→ What this task involves:
Make an exact copy of all the entries, but do not reproduce the pictures.

→ Records:

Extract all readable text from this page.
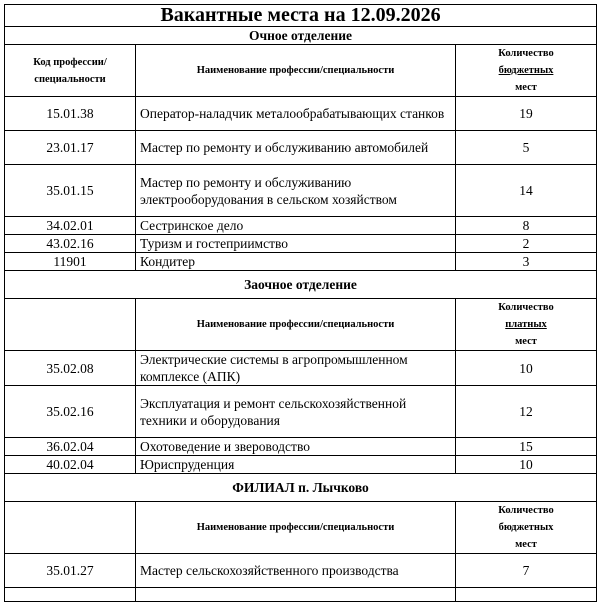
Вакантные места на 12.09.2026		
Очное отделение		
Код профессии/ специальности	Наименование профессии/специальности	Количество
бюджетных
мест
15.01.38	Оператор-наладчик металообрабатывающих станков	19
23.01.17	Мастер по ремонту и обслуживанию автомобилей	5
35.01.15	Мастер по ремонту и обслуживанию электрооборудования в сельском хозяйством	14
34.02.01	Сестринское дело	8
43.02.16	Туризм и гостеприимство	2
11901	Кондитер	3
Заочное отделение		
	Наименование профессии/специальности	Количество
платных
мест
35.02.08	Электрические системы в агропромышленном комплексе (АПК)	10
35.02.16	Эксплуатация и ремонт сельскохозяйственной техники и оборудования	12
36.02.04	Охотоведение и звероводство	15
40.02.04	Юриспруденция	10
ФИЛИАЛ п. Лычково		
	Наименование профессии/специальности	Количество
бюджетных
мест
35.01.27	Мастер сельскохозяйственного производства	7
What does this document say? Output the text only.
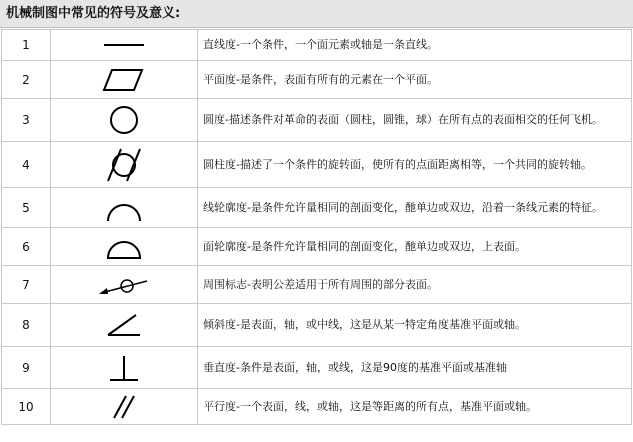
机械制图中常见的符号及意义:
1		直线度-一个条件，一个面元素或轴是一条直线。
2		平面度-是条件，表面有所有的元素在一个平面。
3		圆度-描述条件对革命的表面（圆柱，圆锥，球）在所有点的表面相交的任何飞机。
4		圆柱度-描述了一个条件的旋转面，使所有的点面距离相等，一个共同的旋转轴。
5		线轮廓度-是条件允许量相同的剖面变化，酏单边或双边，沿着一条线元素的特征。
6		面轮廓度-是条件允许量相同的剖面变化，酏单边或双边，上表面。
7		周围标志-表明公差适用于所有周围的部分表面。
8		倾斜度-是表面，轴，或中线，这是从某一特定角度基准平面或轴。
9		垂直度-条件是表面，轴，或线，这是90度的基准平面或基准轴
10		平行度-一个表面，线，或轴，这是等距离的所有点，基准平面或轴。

→ Full answer:
Extract all readable text from this page.
Вакантные места на 12.09.2026		
Очное отделение		
Код профессии/ специальности	Наименование профессии/специальности	Количество
бюджетных
мест
15.01.38	Оператор-наладчик металообрабатывающих станков	19
23.01.17	Мастер по ремонту и обслуживанию автомобилей	5
35.01.15	Мастер по ремонту и обслуживанию электрооборудования в сельском хозяйством	14
34.02.01	Сестринское дело	8
43.02.16	Туризм и гостеприимство	2
11901	Кондитер	3
Заочное отделение		
	Наименование профессии/специальности	Количество
платных
мест
35.02.08	Электрические системы в агропромышленном комплексе (АПК)	10
35.02.16	Эксплуатация и ремонт сельскохозяйственной техники и оборудования	12
36.02.04	Охотоведение и звероводство	15
40.02.04	Юриспруденция	10
ФИЛИАЛ п. Лычково		
	Наименование профессии/специальности	Количество
бюджетных
мест
35.01.27	Мастер сельскохозяйственного производства	7
What does this document say? Output the text only.
机械制图中常见的符号及意义:
1		直线度-一个条件，一个面元素或轴是一条直线。
2		平面度-是条件，表面有所有的元素在一个平面。
3		圆度-描述条件对革命的表面（圆柱，圆锥，球）在所有点的表面相交的任何飞机。
4		圆柱度-描述了一个条件的旋转面，使所有的点面距离相等，一个共同的旋转轴。
5		线轮廓度-是条件允许量相同的剖面变化，酏单边或双边，沿着一条线元素的特征。
6		面轮廓度-是条件允许量相同的剖面变化，酏单边或双边，上表面。
7		周围标志-表明公差适用于所有周围的部分表面。
8		倾斜度-是表面，轴，或中线，这是从某一特定角度基准平面或轴。
9		垂直度-条件是表面，轴，或线，这是90度的基准平面或基准轴
10		平行度-一个表面，线，或轴，这是等距离的所有点，基准平面或轴。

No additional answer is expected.